» **Your objective**
Search the data for the word "content". Reproduce every line where it is found.

[BEGIN Records supplied]

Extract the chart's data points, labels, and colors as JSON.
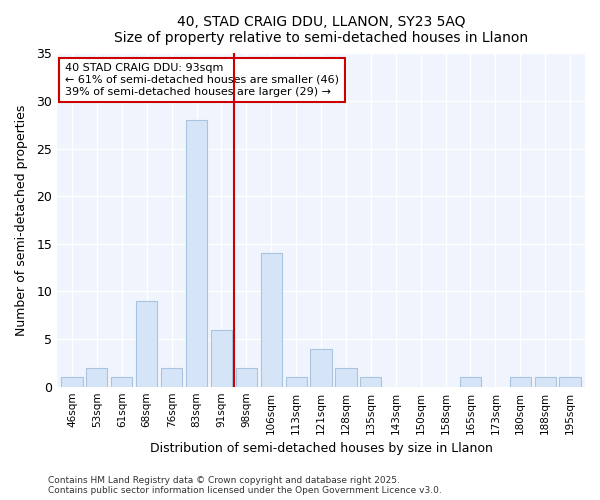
{
  "title1": "40, STAD CRAIG DDU, LLANON, SY23 5AQ",
  "title2": "Size of property relative to semi-detached houses in Llanon",
  "xlabel": "Distribution of semi-detached houses by size in Llanon",
  "ylabel": "Number of semi-detached properties",
  "bar_color": "#d6e4f7",
  "bar_edge_color": "#a8c4e0",
  "vline_color": "#cc0000",
  "background_color": "#ffffff",
  "plot_bg_color": "#f0f4fc",
  "grid_color": "#ffffff",
  "categories": [
    "46sqm",
    "53sqm",
    "61sqm",
    "68sqm",
    "76sqm",
    "83sqm",
    "91sqm",
    "98sqm",
    "106sqm",
    "113sqm",
    "121sqm",
    "128sqm",
    "135sqm",
    "143sqm",
    "150sqm",
    "158sqm",
    "165sqm",
    "173sqm",
    "180sqm",
    "188sqm",
    "195sqm"
  ],
  "values": [
    1,
    2,
    1,
    9,
    2,
    28,
    6,
    2,
    14,
    1,
    4,
    2,
    1,
    0,
    0,
    0,
    1,
    0,
    1,
    1,
    1
  ],
  "ylim": [
    0,
    35
  ],
  "yticks": [
    0,
    5,
    10,
    15,
    20,
    25,
    30,
    35
  ],
  "vline_index": 6.5,
  "annotation_title": "40 STAD CRAIG DDU: 93sqm",
  "annotation_line2": "← 61% of semi-detached houses are smaller (46)",
  "annotation_line3": "39% of semi-detached houses are larger (29) →",
  "annotation_box_color": "#ffffff",
  "annotation_box_edge": "#cc0000",
  "footnote1": "Contains HM Land Registry data © Crown copyright and database right 2025.",
  "footnote2": "Contains public sector information licensed under the Open Government Licence v3.0."
}
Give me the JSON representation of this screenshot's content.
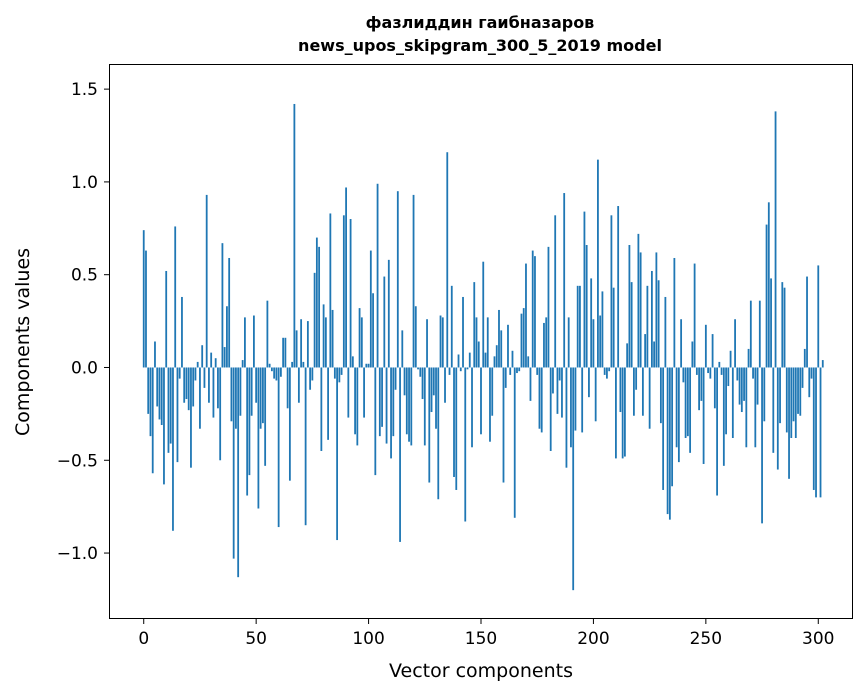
{
  "chart_data": {
    "type": "bar",
    "title_line1": "фазлиддин гаибназаров",
    "title_line2": "news_upos_skipgram_300_5_2019 model",
    "xlabel": "Vector components",
    "ylabel": "Components values",
    "xlim": [
      -15,
      315
    ],
    "ylim": [
      -1.35,
      1.63
    ],
    "xticks": [
      0,
      50,
      100,
      150,
      200,
      250,
      300
    ],
    "xtick_labels": [
      "0",
      "50",
      "100",
      "150",
      "200",
      "250",
      "300"
    ],
    "yticks": [
      -1.0,
      -0.5,
      0.0,
      0.5,
      1.0,
      1.5
    ],
    "ytick_labels": [
      "−1.0",
      "−0.5",
      "0.0",
      "0.5",
      "1.0",
      "1.5"
    ],
    "bar_color": "#1f77b4",
    "grid": false,
    "series": [
      {
        "name": "components",
        "x_start": 0,
        "values": [
          0.74,
          0.63,
          -0.25,
          -0.37,
          -0.57,
          0.14,
          -0.21,
          -0.28,
          -0.31,
          -0.63,
          0.52,
          -0.46,
          -0.41,
          -0.88,
          0.76,
          -0.51,
          -0.06,
          0.38,
          -0.19,
          -0.17,
          -0.23,
          -0.54,
          -0.21,
          -0.07,
          0.03,
          -0.33,
          0.12,
          -0.11,
          0.93,
          -0.19,
          0.08,
          -0.27,
          0.05,
          -0.22,
          -0.5,
          0.67,
          0.11,
          0.33,
          0.59,
          -0.29,
          -1.03,
          -0.33,
          -1.13,
          -0.26,
          0.04,
          0.27,
          -0.69,
          -0.58,
          -0.26,
          0.28,
          -0.19,
          -0.76,
          -0.33,
          -0.3,
          -0.53,
          0.36,
          0.02,
          -0.02,
          -0.06,
          -0.07,
          -0.86,
          -0.05,
          0.16,
          0.16,
          -0.22,
          -0.61,
          0.03,
          1.42,
          0.2,
          -0.19,
          0.26,
          0.03,
          -0.85,
          0.25,
          -0.12,
          -0.07,
          0.51,
          0.7,
          0.65,
          -0.45,
          0.34,
          0.27,
          -0.39,
          0.83,
          0.31,
          -0.06,
          -0.93,
          -0.08,
          -0.04,
          0.82,
          0.97,
          -0.27,
          0.8,
          0.06,
          -0.36,
          -0.42,
          0.32,
          0.27,
          -0.27,
          0.02,
          0.02,
          0.63,
          0.4,
          -0.58,
          0.99,
          -0.37,
          -0.32,
          0.49,
          -0.41,
          0.58,
          -0.49,
          -0.37,
          -0.12,
          0.95,
          -0.94,
          0.2,
          -0.15,
          -0.36,
          -0.4,
          -0.42,
          0.93,
          0.33,
          -0.01,
          -0.05,
          -0.17,
          -0.42,
          0.26,
          -0.62,
          -0.24,
          -0.15,
          -0.33,
          -0.71,
          0.28,
          0.27,
          -0.19,
          1.16,
          -0.04,
          0.44,
          -0.59,
          -0.66,
          0.07,
          -0.02,
          0.38,
          -0.83,
          -0.01,
          0.08,
          -0.43,
          0.46,
          0.27,
          0.14,
          -0.36,
          0.57,
          0.08,
          0.27,
          -0.4,
          -0.26,
          0.06,
          0.12,
          0.31,
          0.2,
          -0.62,
          -0.11,
          0.23,
          -0.04,
          0.09,
          -0.81,
          -0.03,
          -0.02,
          0.29,
          0.32,
          0.56,
          0.06,
          -0.18,
          0.63,
          0.6,
          -0.04,
          -0.33,
          -0.35,
          0.24,
          0.27,
          0.65,
          -0.45,
          -0.14,
          0.82,
          -0.25,
          -0.07,
          -0.27,
          0.94,
          -0.54,
          0.27,
          -0.43,
          -1.2,
          -0.34,
          0.44,
          0.44,
          -0.35,
          0.84,
          0.66,
          -0.16,
          0.48,
          0.26,
          -0.29,
          1.12,
          0.28,
          0.41,
          -0.04,
          -0.06,
          -0.02,
          0.82,
          0.43,
          -0.49,
          0.87,
          -0.24,
          -0.49,
          -0.48,
          0.13,
          0.66,
          0.46,
          -0.26,
          -0.12,
          0.72,
          0.62,
          -0.26,
          0.18,
          0.44,
          -0.33,
          0.52,
          0.14,
          0.62,
          0.47,
          -0.3,
          -0.66,
          0.38,
          -0.79,
          -0.82,
          -0.64,
          0.59,
          -0.43,
          -0.51,
          0.26,
          -0.08,
          -0.38,
          -0.37,
          -0.46,
          0.14,
          0.56,
          -0.04,
          -0.23,
          -0.18,
          -0.52,
          0.23,
          -0.03,
          -0.06,
          0.18,
          -0.22,
          -0.69,
          0.03,
          -0.04,
          -0.53,
          -0.36,
          -0.1,
          0.09,
          -0.38,
          0.26,
          -0.07,
          -0.2,
          -0.24,
          -0.18,
          -0.43,
          0.1,
          0.36,
          -0.06,
          -0.43,
          -0.2,
          0.36,
          -0.84,
          -0.29,
          0.77,
          0.89,
          0.48,
          -0.46,
          1.38,
          -0.55,
          -0.3,
          0.46,
          0.43,
          -0.35,
          -0.6,
          -0.38,
          -0.29,
          -0.38,
          -0.25,
          -0.26,
          -0.11,
          0.1,
          0.49,
          -0.16,
          -0.06,
          -0.66,
          -0.7,
          0.55,
          -0.7,
          0.04
        ]
      }
    ]
  }
}
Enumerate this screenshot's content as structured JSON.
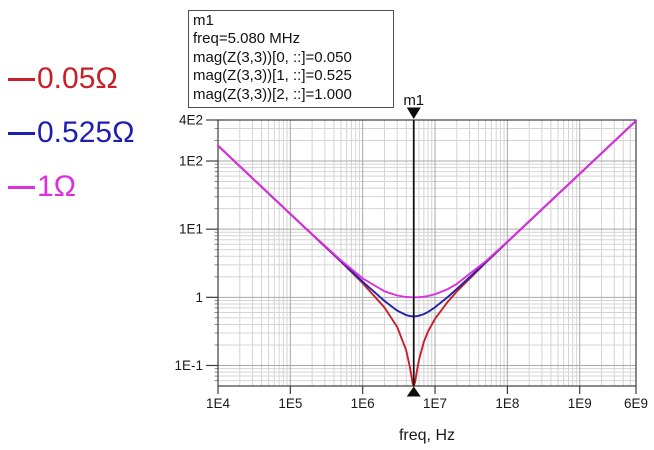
{
  "colors": {
    "grid_minor": "#d4d4d4",
    "grid_major": "#a8a8a8",
    "frame": "#3c3c3c",
    "tick": "#3c3c3c",
    "marker": "#0d0d0d",
    "text": "#1a1a1a"
  },
  "legend": {
    "items": [
      {
        "label": "0.05Ω",
        "color": "#c81f28"
      },
      {
        "label": "0.525Ω",
        "color": "#1e1eb0"
      },
      {
        "label": "1Ω",
        "color": "#dd30dd"
      }
    ]
  },
  "marker_box": {
    "lines": [
      "m1",
      "freq=5.080 MHz",
      "mag(Z(3,3))[0, ::]=0.050",
      "mag(Z(3,3))[1, ::]=0.525",
      "mag(Z(3,3))[2, ::]=1.000"
    ]
  },
  "chart_data": {
    "type": "line",
    "title": "",
    "xlabel": "freq, Hz",
    "ylabel": "",
    "x_scale": "log",
    "y_scale": "log",
    "xlim": [
      10000,
      6000000000
    ],
    "ylim": [
      0.05,
      400
    ],
    "grid": true,
    "legend_position": "left-outside",
    "x_ticks": [
      {
        "label": "1E4",
        "value": 10000
      },
      {
        "label": "1E5",
        "value": 100000
      },
      {
        "label": "1E6",
        "value": 1000000
      },
      {
        "label": "1E7",
        "value": 10000000
      },
      {
        "label": "1E8",
        "value": 100000000
      },
      {
        "label": "1E9",
        "value": 1000000000
      },
      {
        "label": "6E9",
        "value": 6000000000
      }
    ],
    "y_ticks": [
      {
        "label": "4E2",
        "value": 400
      },
      {
        "label": "1E2",
        "value": 100
      },
      {
        "label": "1E1",
        "value": 10
      },
      {
        "label": "1",
        "value": 1
      },
      {
        "label": "1E-1",
        "value": 0.1
      }
    ],
    "x": [
      10000,
      20000,
      50000,
      100000,
      200000,
      500000,
      1000000,
      2000000,
      3000000,
      4000000,
      4500000,
      4900000,
      5080000,
      5300000,
      5600000,
      6000000,
      7000000,
      8000000,
      10000000,
      15000000,
      20000000,
      50000000,
      100000000,
      200000000,
      500000000,
      1000000000,
      2000000000,
      6000000000
    ],
    "series": [
      {
        "name": "mag(Z(3,3)) R=0.05 ohm",
        "legend": "0.05Ω",
        "color": "#c8202a",
        "values": [
          167.6,
          83.8,
          33.5,
          16.76,
          8.38,
          3.35,
          1.612,
          0.71,
          0.367,
          0.167,
          0.0945,
          0.0554,
          0.05,
          0.0573,
          0.0815,
          0.121,
          0.221,
          0.314,
          0.485,
          0.864,
          1.216,
          3.215,
          6.479,
          12.99,
          32.48,
          64.96,
          129.9,
          389.8
        ]
      },
      {
        "name": "mag(Z(3,3)) R=0.525 ohm",
        "legend": "0.525Ω",
        "color": "#2222ae",
        "values": [
          167.6,
          83.8,
          33.5,
          16.77,
          8.4,
          3.39,
          1.695,
          0.882,
          0.639,
          0.549,
          0.531,
          0.526,
          0.525,
          0.526,
          0.529,
          0.537,
          0.567,
          0.61,
          0.713,
          1.01,
          1.324,
          3.257,
          6.5,
          13.0,
          32.48,
          64.96,
          129.9,
          389.8
        ]
      },
      {
        "name": "mag(Z(3,3)) R=1.0 ohm",
        "legend": "1Ω",
        "color": "#dd2edd",
        "values": [
          167.6,
          83.8,
          33.5,
          16.79,
          8.44,
          3.5,
          1.896,
          1.225,
          1.064,
          1.013,
          1.003,
          1.0,
          1.0,
          1.0,
          1.002,
          1.006,
          1.023,
          1.047,
          1.11,
          1.321,
          1.574,
          3.367,
          6.556,
          13.03,
          32.5,
          64.97,
          129.9,
          389.8
        ]
      }
    ],
    "marker": {
      "label": "m1",
      "freq": 5080000
    }
  }
}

[END Records supplied]

» **Written answer**
Give me the JSON representation of this screenshot's content.
Enumerate this screenshot's content as structured JSON.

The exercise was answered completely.